(Entries from a dataset)
--------------------

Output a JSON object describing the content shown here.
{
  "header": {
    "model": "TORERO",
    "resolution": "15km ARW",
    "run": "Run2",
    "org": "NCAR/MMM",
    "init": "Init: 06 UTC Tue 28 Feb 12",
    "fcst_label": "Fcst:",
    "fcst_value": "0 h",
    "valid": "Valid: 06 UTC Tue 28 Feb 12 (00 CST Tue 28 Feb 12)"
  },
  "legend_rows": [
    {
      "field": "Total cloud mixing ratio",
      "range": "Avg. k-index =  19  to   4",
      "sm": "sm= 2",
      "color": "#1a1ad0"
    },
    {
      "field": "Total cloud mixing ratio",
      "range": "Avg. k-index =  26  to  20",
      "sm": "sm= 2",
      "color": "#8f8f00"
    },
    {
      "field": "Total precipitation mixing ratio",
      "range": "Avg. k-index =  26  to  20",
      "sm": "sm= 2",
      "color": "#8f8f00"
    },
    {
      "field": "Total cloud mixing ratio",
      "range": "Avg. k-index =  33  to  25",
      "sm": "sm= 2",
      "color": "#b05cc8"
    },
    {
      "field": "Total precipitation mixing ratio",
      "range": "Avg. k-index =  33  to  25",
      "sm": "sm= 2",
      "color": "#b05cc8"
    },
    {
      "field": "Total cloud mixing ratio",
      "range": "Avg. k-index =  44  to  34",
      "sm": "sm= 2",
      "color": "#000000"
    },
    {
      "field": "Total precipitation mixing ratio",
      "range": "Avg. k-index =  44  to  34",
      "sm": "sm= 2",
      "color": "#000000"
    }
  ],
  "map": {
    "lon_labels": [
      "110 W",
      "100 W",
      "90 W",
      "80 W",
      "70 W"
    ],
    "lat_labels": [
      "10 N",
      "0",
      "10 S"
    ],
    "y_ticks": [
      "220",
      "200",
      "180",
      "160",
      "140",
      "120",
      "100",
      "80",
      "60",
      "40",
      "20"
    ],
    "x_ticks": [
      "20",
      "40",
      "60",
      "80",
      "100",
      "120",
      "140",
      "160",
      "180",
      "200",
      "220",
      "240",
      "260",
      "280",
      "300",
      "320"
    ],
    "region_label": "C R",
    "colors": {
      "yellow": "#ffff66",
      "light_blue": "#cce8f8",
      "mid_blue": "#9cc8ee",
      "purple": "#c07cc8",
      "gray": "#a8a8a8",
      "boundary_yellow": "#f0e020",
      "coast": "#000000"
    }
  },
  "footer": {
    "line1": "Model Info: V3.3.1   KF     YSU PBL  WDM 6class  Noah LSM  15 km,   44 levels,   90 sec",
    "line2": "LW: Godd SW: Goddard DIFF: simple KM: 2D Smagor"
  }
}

--------------------

_PROBLEM DETAILS_. Every entry in the listing must be retyped exactly.

_WRITTEN RESPONSE_.
Output a JSON object describing the content shown here.
{
  "header": {
    "model": "TORERO",
    "resolution": "15km ARW",
    "run": "Run2",
    "org": "NCAR/MMM",
    "init": "Init: 06 UTC Tue 28 Feb 12",
    "fcst_label": "Fcst:",
    "fcst_value": "0 h",
    "valid": "Valid: 06 UTC Tue 28 Feb 12 (00 CST Tue 28 Feb 12)"
  },
  "legend_rows": [
    {
      "field": "Total cloud mixing ratio",
      "range": "Avg. k-index =  19  to   4",
      "sm": "sm= 2",
      "color": "#1a1ad0"
    },
    {
      "field": "Total cloud mixing ratio",
      "range": "Avg. k-index =  26  to  20",
      "sm": "sm= 2",
      "color": "#8f8f00"
    },
    {
      "field": "Total precipitation mixing ratio",
      "range": "Avg. k-index =  26  to  20",
      "sm": "sm= 2",
      "color": "#8f8f00"
    },
    {
      "field": "Total cloud mixing ratio",
      "range": "Avg. k-index =  33  to  25",
      "sm": "sm= 2",
      "color": "#b05cc8"
    },
    {
      "field": "Total precipitation mixing ratio",
      "range": "Avg. k-index =  33  to  25",
      "sm": "sm= 2",
      "color": "#b05cc8"
    },
    {
      "field": "Total cloud mixing ratio",
      "range": "Avg. k-index =  44  to  34",
      "sm": "sm= 2",
      "color": "#000000"
    },
    {
      "field": "Total precipitation mixing ratio",
      "range": "Avg. k-index =  44  to  34",
      "sm": "sm= 2",
      "color": "#000000"
    }
  ],
  "map": {
    "lon_labels": [
      "110 W",
      "100 W",
      "90 W",
      "80 W",
      "70 W"
    ],
    "lat_labels": [
      "10 N",
      "0",
      "10 S"
    ],
    "y_ticks": [
      "220",
      "200",
      "180",
      "160",
      "140",
      "120",
      "100",
      "80",
      "60",
      "40",
      "20"
    ],
    "x_ticks": [
      "20",
      "40",
      "60",
      "80",
      "100",
      "120",
      "140",
      "160",
      "180",
      "200",
      "220",
      "240",
      "260",
      "280",
      "300",
      "320"
    ],
    "region_label": "C R",
    "colors": {
      "yellow": "#ffff66",
      "light_blue": "#cce8f8",
      "mid_blue": "#9cc8ee",
      "purple": "#c07cc8",
      "gray": "#a8a8a8",
      "boundary_yellow": "#f0e020",
      "coast": "#000000"
    }
  },
  "footer": {
    "line1": "Model Info: V3.3.1   KF     YSU PBL  WDM 6class  Noah LSM  15 km,   44 levels,   90 sec",
    "line2": "LW: Godd SW: Goddard DIFF: simple KM: 2D Smagor"
  }
}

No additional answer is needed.